● **SHORT PROBLEM**
Only the number is needed: how many lines contain the word "image"?

Collection entries:
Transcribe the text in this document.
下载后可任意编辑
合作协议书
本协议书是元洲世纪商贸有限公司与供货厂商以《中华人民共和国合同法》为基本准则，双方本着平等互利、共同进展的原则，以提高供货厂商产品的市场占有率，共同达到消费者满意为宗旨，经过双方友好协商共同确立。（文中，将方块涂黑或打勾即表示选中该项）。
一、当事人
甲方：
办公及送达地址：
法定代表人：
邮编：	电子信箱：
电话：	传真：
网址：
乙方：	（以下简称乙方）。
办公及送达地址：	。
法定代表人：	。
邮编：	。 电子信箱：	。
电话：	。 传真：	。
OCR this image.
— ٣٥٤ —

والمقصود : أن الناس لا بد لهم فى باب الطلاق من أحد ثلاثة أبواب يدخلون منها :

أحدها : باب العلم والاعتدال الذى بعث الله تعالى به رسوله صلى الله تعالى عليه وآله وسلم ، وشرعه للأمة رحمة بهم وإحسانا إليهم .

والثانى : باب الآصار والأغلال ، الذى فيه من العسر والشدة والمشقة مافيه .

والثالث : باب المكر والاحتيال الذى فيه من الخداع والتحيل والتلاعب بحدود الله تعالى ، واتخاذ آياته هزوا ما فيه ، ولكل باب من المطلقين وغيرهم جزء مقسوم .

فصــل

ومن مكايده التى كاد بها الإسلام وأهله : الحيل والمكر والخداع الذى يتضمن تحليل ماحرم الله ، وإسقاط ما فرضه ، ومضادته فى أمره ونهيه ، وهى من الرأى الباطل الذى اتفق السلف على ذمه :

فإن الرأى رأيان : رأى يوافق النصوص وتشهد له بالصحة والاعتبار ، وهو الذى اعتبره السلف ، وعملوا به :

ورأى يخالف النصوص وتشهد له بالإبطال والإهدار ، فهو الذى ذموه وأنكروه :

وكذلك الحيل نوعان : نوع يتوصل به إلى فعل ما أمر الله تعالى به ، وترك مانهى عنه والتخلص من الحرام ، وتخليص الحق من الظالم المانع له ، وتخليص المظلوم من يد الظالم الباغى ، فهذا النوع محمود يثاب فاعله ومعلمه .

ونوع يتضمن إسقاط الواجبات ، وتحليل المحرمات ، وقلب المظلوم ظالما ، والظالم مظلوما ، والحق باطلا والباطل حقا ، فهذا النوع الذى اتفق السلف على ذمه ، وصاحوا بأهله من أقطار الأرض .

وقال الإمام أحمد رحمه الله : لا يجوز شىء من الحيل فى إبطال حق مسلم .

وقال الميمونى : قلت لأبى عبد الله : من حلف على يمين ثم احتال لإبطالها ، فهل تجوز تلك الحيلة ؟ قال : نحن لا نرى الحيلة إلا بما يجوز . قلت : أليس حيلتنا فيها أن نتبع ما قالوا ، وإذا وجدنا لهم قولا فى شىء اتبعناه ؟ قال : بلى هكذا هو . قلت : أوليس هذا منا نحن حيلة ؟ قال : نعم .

==

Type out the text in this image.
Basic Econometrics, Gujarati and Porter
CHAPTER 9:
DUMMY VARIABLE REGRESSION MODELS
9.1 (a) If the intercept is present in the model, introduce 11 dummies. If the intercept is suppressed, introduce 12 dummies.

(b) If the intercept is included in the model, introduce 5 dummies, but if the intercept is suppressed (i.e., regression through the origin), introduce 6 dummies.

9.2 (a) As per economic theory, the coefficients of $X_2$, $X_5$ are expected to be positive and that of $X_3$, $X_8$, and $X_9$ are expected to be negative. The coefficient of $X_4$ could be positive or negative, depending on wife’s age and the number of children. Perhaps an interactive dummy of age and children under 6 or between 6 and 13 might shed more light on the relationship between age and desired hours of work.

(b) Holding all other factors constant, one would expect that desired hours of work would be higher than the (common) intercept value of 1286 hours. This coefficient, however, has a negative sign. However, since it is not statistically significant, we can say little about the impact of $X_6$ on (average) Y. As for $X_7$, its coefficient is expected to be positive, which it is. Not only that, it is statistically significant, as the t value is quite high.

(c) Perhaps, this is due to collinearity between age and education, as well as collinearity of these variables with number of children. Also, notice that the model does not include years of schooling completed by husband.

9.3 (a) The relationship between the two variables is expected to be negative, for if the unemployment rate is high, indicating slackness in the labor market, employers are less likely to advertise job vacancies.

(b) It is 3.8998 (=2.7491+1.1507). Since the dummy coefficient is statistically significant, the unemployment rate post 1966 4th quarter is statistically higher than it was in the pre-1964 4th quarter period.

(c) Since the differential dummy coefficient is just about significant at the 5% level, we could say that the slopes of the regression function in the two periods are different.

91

...

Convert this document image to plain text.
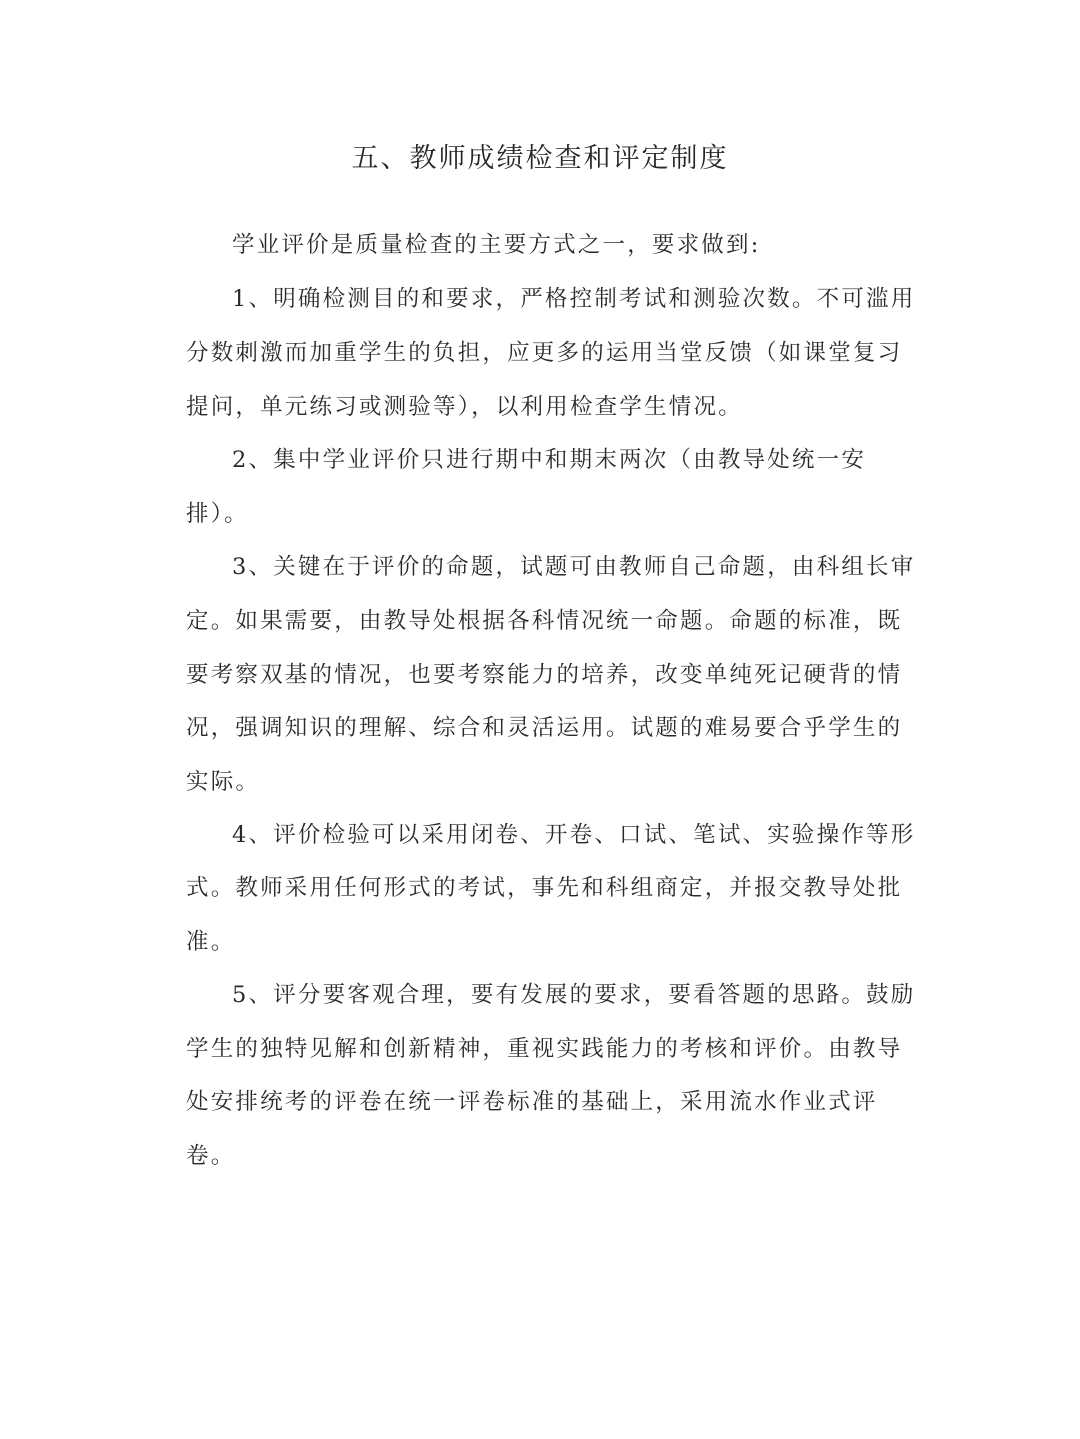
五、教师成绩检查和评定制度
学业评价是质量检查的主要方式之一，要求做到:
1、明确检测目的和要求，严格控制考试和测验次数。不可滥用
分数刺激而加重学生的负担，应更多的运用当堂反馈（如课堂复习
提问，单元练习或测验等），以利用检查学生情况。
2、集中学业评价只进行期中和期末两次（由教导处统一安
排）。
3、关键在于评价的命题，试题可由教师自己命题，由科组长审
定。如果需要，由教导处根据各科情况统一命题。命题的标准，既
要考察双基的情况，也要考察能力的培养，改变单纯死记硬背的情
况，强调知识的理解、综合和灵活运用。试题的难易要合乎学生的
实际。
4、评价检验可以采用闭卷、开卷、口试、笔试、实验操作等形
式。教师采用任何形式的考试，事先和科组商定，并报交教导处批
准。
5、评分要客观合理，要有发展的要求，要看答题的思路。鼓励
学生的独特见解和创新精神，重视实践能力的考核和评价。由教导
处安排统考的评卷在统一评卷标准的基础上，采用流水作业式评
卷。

● **ANSWER FOR THE TASK**
3